AIM OF THE EXERCISE: Read the lines that follow and pick out every one containing the word "catalysts".

----- WORKING DATA

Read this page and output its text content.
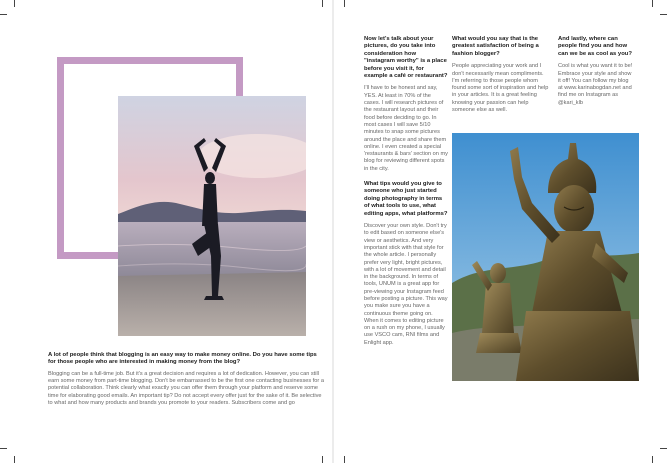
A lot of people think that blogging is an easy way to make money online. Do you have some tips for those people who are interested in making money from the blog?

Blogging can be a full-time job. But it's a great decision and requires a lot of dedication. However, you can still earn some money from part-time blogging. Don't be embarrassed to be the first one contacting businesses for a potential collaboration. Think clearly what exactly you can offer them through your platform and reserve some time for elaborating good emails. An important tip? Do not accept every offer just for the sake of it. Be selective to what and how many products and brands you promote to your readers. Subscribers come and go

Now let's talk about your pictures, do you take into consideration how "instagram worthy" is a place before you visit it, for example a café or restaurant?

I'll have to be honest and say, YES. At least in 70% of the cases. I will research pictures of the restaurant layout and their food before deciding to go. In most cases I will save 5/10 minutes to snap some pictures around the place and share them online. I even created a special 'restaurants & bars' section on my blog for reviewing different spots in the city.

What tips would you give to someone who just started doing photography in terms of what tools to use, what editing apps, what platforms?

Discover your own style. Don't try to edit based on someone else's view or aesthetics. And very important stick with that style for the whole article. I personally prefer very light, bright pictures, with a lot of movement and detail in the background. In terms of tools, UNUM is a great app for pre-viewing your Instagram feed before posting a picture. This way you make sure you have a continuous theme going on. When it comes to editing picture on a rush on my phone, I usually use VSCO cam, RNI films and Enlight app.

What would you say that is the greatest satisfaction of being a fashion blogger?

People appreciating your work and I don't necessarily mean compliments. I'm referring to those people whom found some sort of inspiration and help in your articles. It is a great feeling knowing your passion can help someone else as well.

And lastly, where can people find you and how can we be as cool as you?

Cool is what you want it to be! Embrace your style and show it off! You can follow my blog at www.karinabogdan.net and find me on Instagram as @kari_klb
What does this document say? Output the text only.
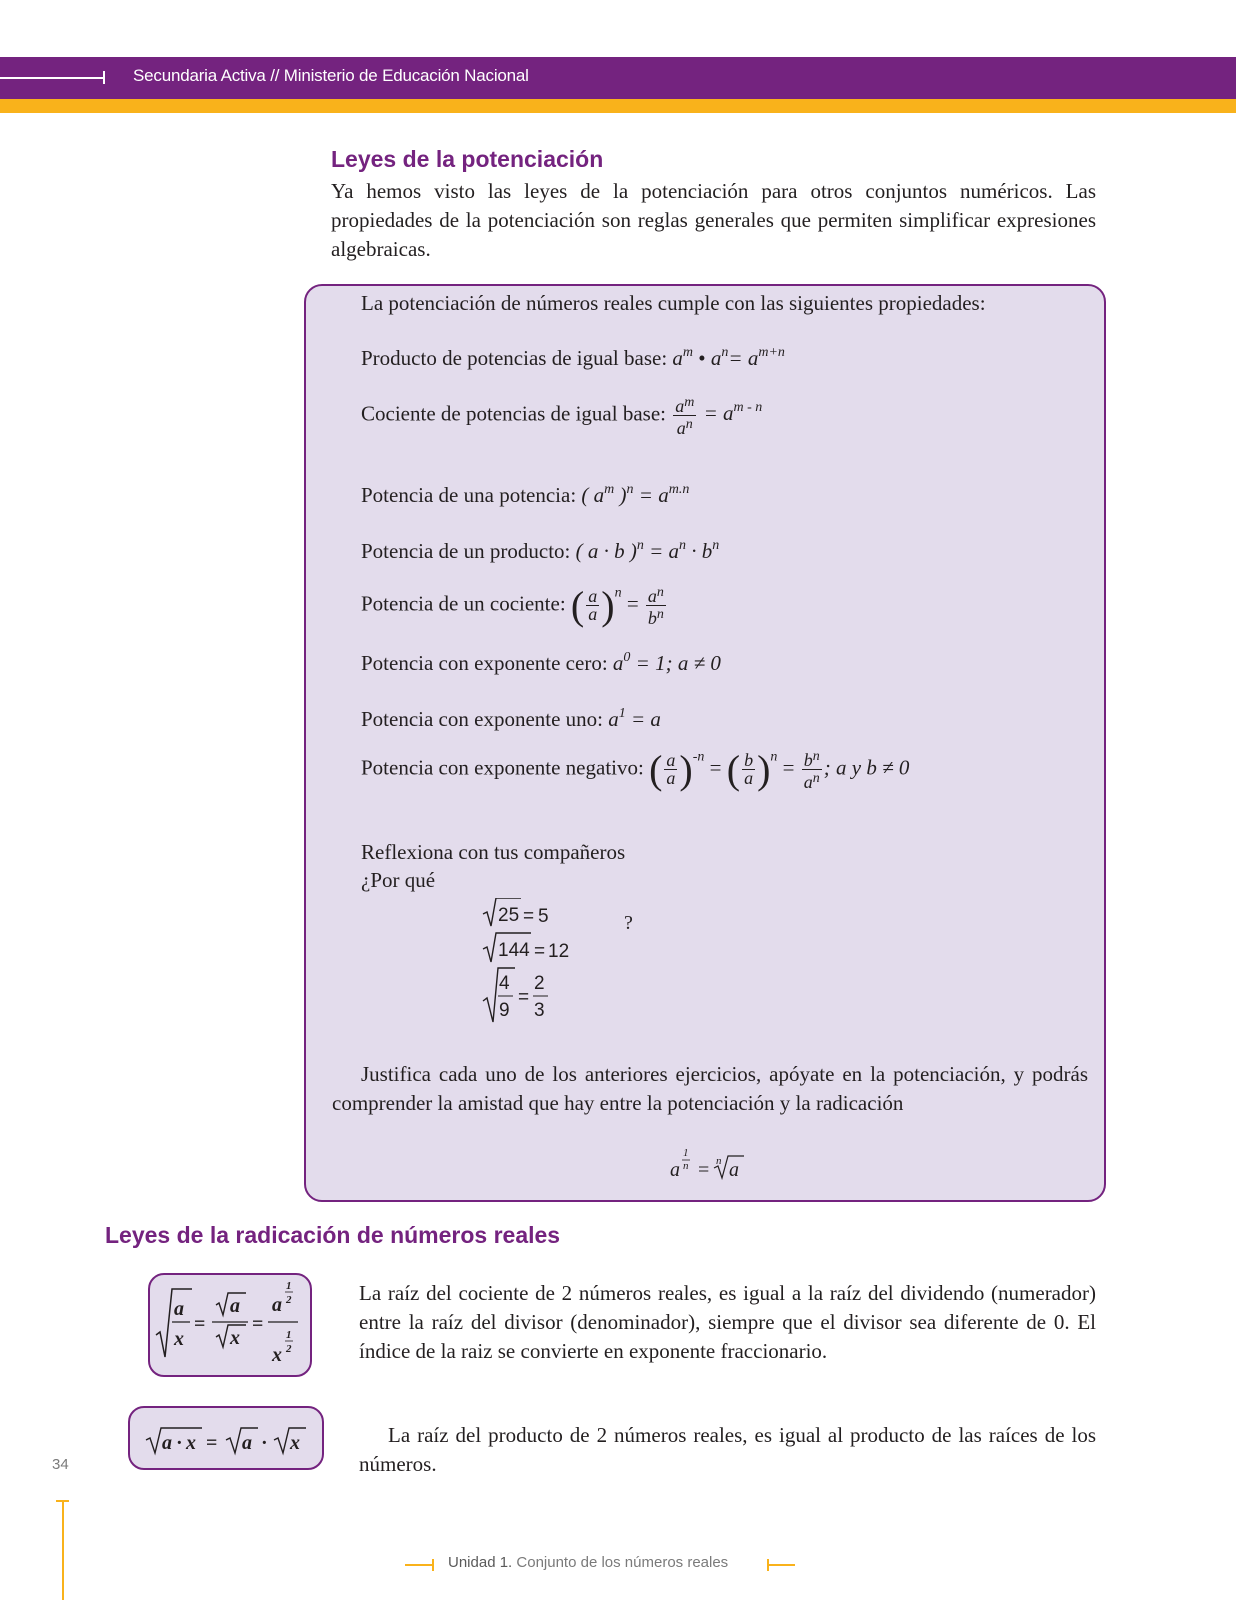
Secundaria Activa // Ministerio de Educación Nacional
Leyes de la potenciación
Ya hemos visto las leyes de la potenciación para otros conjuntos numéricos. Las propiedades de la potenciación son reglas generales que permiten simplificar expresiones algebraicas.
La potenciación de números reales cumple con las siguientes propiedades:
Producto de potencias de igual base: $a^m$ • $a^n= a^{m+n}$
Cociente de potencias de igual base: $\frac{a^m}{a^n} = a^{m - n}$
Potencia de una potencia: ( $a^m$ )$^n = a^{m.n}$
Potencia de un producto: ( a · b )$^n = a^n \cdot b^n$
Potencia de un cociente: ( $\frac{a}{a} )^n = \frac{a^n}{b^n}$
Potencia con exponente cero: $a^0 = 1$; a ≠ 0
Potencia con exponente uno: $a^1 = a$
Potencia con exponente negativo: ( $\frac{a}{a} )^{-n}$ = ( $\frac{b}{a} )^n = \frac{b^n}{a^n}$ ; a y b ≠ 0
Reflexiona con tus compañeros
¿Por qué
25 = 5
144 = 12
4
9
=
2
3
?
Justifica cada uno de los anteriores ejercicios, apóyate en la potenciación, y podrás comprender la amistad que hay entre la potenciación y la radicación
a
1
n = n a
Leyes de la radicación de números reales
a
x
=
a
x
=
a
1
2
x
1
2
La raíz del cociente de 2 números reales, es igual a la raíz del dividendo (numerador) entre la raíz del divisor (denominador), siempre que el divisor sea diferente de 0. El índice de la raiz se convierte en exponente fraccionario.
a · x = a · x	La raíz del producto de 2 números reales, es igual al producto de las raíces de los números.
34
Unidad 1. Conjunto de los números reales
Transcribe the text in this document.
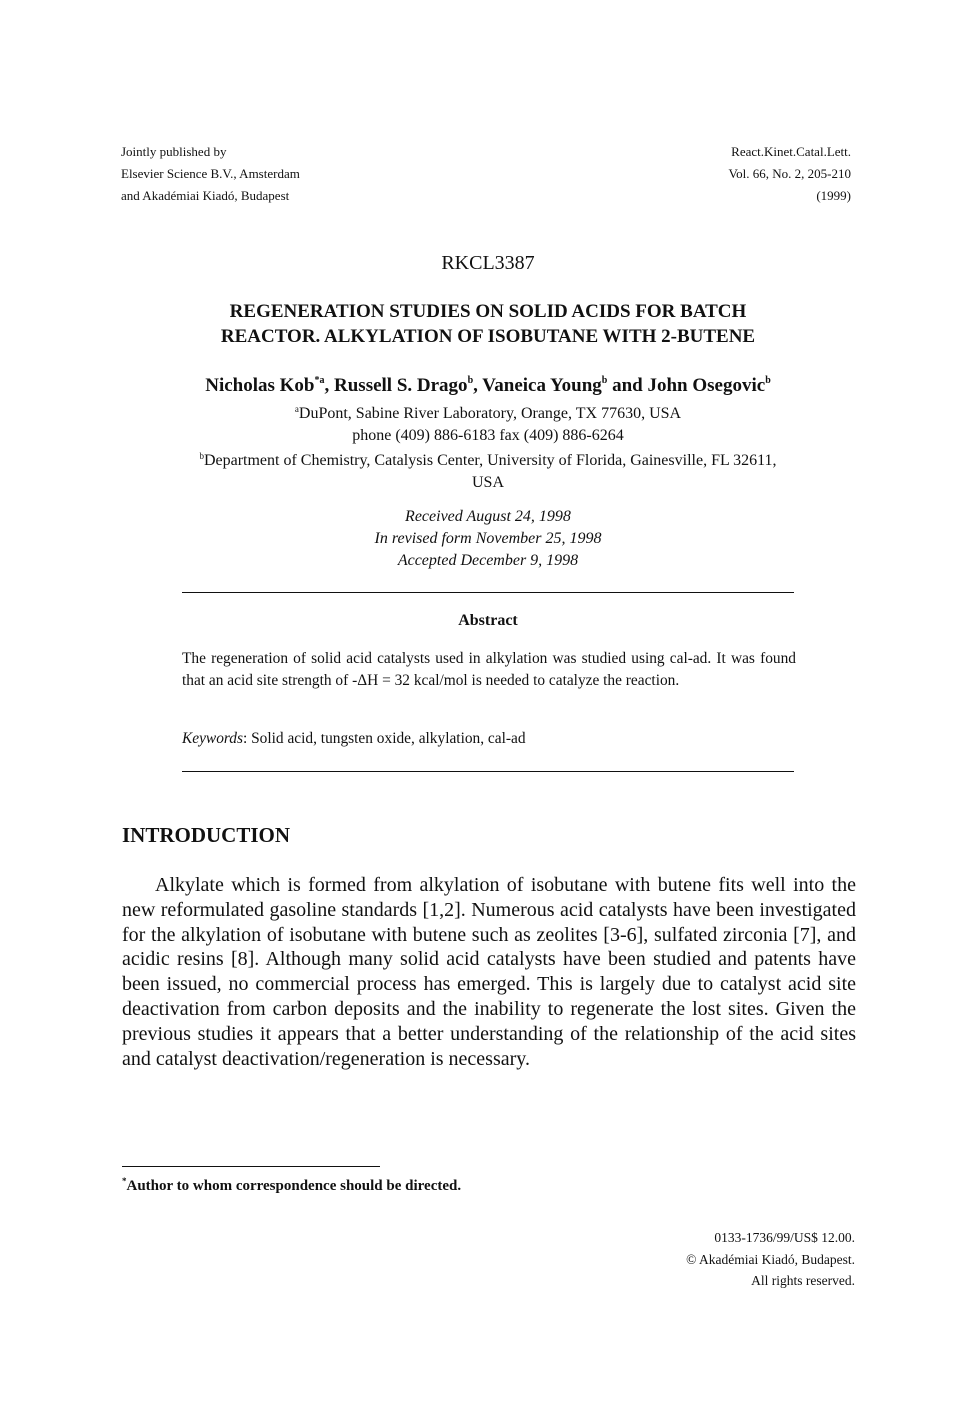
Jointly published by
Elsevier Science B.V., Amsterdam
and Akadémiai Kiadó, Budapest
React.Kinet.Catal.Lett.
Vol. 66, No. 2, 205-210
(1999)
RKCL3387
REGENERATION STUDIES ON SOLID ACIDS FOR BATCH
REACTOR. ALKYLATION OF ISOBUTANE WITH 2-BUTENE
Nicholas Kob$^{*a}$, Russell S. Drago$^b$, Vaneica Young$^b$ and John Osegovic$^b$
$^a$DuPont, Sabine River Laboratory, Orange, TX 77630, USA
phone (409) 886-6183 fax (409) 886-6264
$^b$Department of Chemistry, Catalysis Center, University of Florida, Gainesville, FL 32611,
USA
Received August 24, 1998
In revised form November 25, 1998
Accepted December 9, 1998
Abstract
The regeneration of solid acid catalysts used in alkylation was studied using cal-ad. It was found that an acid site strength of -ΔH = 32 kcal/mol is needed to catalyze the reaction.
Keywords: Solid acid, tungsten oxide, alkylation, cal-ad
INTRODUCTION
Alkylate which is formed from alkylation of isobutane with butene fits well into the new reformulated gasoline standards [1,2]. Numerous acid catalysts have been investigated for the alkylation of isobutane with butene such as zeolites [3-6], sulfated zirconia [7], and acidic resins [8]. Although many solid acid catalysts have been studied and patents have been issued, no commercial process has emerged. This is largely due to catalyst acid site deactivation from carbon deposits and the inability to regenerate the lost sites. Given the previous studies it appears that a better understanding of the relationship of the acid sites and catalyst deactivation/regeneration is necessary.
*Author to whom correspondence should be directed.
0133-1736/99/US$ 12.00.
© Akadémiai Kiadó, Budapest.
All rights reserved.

----------

FULL OUTPUT:
The regeneration of solid acid catalysts used in alkylation was studied using cal-ad. It was found that an acid site strength of -ΔH = 32 kcal/mol is needed to catalyze the reaction.
Alkylate which is formed from alkylation of isobutane with butene fits well into the new reformulated gasoline standards [1,2]. Numerous acid catalysts have been investigated for the alkylation of isobutane with butene such as zeolites [3-6], sulfated zirconia [7], and acidic resins [8]. Although many solid acid catalysts have been studied and patents have been issued, no commercial process has emerged. This is largely due to catalyst acid site deactivation from carbon deposits and the inability to regenerate the lost sites. Given the previous studies it appears that a better understanding of the relationship of the acid sites and catalyst deactivation/regeneration is necessary.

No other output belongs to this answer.